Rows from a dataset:

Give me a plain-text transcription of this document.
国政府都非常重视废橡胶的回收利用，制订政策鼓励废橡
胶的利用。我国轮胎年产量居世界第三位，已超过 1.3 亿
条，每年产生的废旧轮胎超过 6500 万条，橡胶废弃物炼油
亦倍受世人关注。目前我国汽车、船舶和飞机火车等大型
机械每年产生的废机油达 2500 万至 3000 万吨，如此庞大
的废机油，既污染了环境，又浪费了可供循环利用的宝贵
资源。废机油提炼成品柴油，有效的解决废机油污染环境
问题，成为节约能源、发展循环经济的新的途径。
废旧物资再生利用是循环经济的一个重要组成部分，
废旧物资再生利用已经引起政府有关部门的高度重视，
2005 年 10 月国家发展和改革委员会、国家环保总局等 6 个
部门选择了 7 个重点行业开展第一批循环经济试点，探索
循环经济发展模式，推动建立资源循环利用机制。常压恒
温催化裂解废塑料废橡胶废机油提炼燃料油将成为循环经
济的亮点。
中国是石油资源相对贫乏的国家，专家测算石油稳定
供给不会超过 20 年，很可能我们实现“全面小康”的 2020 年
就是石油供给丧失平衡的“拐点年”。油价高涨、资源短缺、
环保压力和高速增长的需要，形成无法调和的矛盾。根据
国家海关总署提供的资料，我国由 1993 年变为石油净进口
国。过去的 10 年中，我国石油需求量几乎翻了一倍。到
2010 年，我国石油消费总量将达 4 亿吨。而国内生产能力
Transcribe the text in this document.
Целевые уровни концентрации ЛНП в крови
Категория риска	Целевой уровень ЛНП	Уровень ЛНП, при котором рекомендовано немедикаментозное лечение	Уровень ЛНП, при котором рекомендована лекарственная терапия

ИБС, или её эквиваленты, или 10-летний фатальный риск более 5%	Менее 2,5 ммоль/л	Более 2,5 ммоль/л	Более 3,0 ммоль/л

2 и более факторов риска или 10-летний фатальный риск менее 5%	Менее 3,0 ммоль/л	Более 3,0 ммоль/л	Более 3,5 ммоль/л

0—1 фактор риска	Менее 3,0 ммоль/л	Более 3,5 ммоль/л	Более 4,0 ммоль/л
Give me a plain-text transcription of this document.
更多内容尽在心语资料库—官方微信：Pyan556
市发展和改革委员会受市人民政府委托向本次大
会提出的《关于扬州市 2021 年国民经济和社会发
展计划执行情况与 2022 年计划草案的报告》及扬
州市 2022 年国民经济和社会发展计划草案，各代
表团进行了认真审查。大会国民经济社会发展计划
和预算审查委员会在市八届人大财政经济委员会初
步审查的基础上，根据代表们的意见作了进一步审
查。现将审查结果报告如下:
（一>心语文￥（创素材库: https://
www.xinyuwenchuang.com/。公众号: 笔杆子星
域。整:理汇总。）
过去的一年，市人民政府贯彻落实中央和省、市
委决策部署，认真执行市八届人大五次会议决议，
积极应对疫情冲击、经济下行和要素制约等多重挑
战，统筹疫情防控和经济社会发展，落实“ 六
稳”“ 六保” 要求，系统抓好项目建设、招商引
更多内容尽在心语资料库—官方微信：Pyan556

# Task goal
Copy every line of the listing where the word "Менее" appears.

# Problem solution
ИБС, или её эквиваленты, или 10-летний фатальный риск более 5%	Менее 2,5 ммоль/л	Более 2,5 ммоль/л	Более 3,0 ммоль/л
2 и более факторов риска или 10-летний фатальный риск менее 5%	Менее 3,0 ммоль/л	Более 3,0 ммоль/л	Более 3,5 ммоль/л
0—1 фактор риска	Менее 3,0 ммоль/л	Более 3,5 ммоль/л	Более 4,0 ммоль/л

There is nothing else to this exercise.